__TASK__.
Copy out the listing word for word, from the line with "y-tick-label: −20: [1234, 637, 1255, 651]" up to and including the line with "footer-timestamp: 10-Jul-2023 22:05:29: [1177, 720, 1286, 732]".

# START OF INFORMATION SHOWN

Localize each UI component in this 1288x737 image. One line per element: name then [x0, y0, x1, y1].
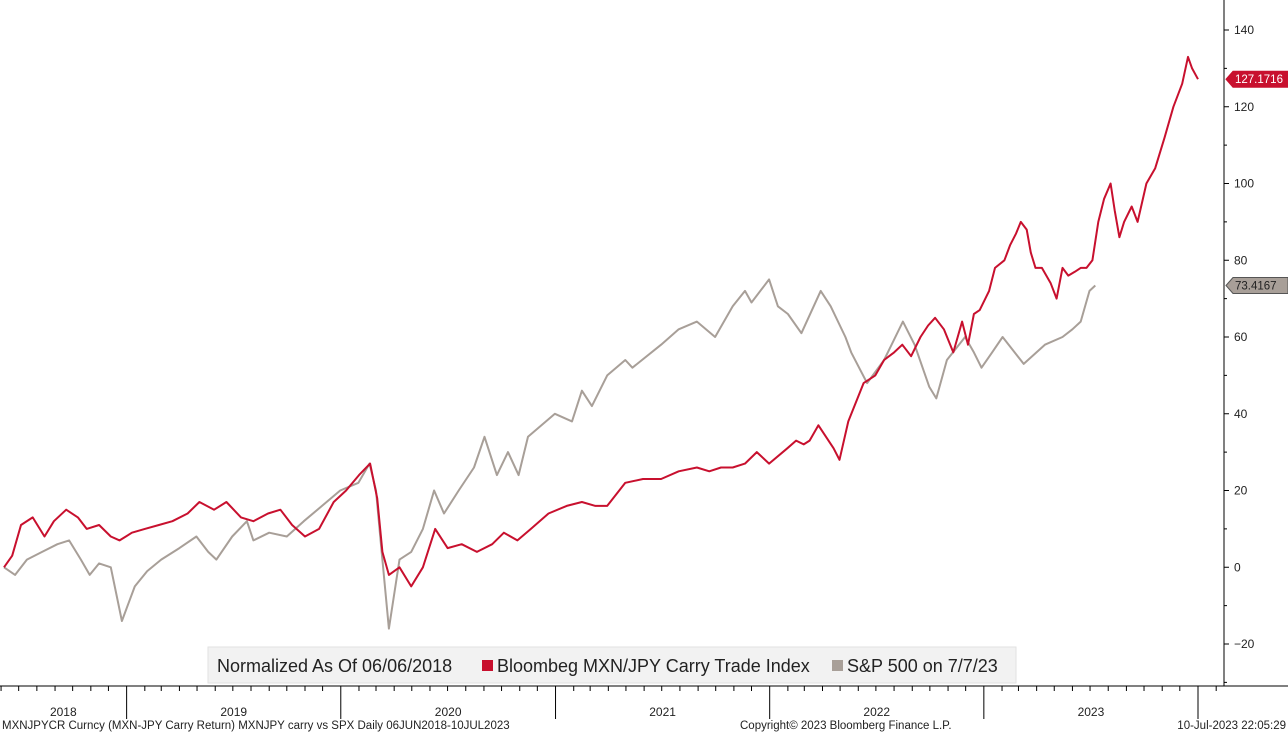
y-tick-label: −20: [1234, 637, 1255, 651]
carry-last-value-label: 127.1716: [1235, 74, 1283, 86]
legend-note: Normalized As Of 06/06/2018: [217, 656, 452, 676]
x-tick-label: 2023: [1078, 705, 1105, 719]
y-tick-label: 120: [1234, 100, 1254, 114]
legend-box: [207, 646, 1017, 684]
footer-timestamp: 10-Jul-2023 22:05:29: [1177, 720, 1286, 732]
legend-swatch-sp500: [832, 660, 843, 671]
x-tick-label: 2021: [649, 705, 676, 719]
carry-last-value-tag: [1225, 70, 1288, 88]
x-tick-label: 2022: [863, 705, 890, 719]
y-tick-label: 140: [1234, 23, 1254, 37]
sp500-line: [3, 278, 1096, 630]
sp500-last-value-tag: [1225, 277, 1288, 295]
legend-label-sp500: S&P 500 on 7/7/23: [847, 656, 998, 676]
y-tick-label: 0: [1234, 560, 1241, 574]
y-tick-label: 80: [1234, 253, 1248, 267]
y-tick-label: 100: [1234, 177, 1254, 191]
x-tick-label: 2019: [220, 705, 247, 719]
y-tick-label: 60: [1234, 330, 1248, 344]
sp500-last-value-label: 73.4167: [1235, 281, 1277, 293]
y-tick-label: 40: [1234, 407, 1248, 421]
legend-label-carry: Bloombeg MXN/JPY Carry Trade Index: [497, 656, 810, 676]
y-tick-label: 20: [1234, 484, 1248, 498]
carry-index-line: [3, 55, 1199, 588]
footer-copyright: Copyright© 2023 Bloomberg Finance L.P.: [740, 720, 952, 732]
footer-ticker-description: MXNJPYCR Curncy (MXN-JPY Carry Return) M…: [2, 720, 510, 732]
x-tick-label: 2018: [50, 705, 77, 719]
legend-swatch-carry: [482, 660, 493, 671]
x-tick-label: 2020: [435, 705, 462, 719]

# END OF INFORMATION SHOWN

__COMPLETE ANSWER__.
y-tick-label: −20: [1234, 637, 1255, 651]
carry-last-value-label: 127.1716: [1235, 74, 1283, 86]
legend-note: Normalized As Of 06/06/2018: [217, 656, 452, 676]
x-tick-label: 2023: [1078, 705, 1105, 719]
y-tick-label: 120: [1234, 100, 1254, 114]
legend-box: [207, 646, 1017, 684]
footer-timestamp: 10-Jul-2023 22:05:29: [1177, 720, 1286, 732]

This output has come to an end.